Excerpt from a dataset:
━━━━━━━━━━━━━━━━━━━━━━━━━━━━━━

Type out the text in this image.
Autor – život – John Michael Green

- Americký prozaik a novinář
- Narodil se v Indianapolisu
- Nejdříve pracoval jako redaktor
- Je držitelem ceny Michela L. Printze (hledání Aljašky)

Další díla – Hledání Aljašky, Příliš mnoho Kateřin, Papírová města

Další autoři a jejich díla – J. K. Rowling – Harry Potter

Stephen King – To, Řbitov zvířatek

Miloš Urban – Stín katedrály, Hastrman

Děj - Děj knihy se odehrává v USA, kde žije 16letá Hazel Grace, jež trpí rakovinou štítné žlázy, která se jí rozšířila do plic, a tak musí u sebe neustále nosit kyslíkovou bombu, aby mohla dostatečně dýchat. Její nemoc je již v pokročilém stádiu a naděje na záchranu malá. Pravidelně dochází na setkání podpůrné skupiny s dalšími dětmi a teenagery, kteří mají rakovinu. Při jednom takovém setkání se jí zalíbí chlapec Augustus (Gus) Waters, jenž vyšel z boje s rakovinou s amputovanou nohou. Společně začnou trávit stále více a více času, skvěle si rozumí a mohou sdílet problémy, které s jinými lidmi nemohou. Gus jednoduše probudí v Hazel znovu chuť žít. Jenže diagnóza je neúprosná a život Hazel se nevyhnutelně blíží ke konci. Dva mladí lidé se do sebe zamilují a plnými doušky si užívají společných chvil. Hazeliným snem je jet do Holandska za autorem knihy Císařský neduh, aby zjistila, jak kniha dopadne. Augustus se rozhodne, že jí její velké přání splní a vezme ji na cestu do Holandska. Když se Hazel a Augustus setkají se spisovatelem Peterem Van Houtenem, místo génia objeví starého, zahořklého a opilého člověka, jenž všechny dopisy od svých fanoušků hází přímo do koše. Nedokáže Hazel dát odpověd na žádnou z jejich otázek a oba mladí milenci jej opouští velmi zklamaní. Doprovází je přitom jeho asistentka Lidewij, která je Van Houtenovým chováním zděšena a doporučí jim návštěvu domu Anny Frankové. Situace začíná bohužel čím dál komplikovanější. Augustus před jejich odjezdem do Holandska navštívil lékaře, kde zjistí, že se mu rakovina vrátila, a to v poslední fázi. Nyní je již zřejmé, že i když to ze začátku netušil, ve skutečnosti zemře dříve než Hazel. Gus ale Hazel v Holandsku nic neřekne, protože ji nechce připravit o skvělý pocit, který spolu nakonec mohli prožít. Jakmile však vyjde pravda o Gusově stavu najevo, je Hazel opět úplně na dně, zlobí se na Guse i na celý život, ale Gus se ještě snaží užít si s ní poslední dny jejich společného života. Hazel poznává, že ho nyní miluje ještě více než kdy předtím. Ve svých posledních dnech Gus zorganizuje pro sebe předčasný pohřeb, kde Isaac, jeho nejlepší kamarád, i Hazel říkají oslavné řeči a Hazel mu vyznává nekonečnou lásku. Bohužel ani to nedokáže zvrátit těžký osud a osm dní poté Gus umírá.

━━━━━━━━━━━━━━━━━━━━━━━━━━━━━━

-- TASK BRIEF --
Show every line from the entries above in which the word "díla" appears.

-- RESPONSE --
Další díla – Hledání Aljašky, Příliš mnoho Kateřin, Papírová města
Další autoři a jejich díla – J. K. Rowling – Harry Potter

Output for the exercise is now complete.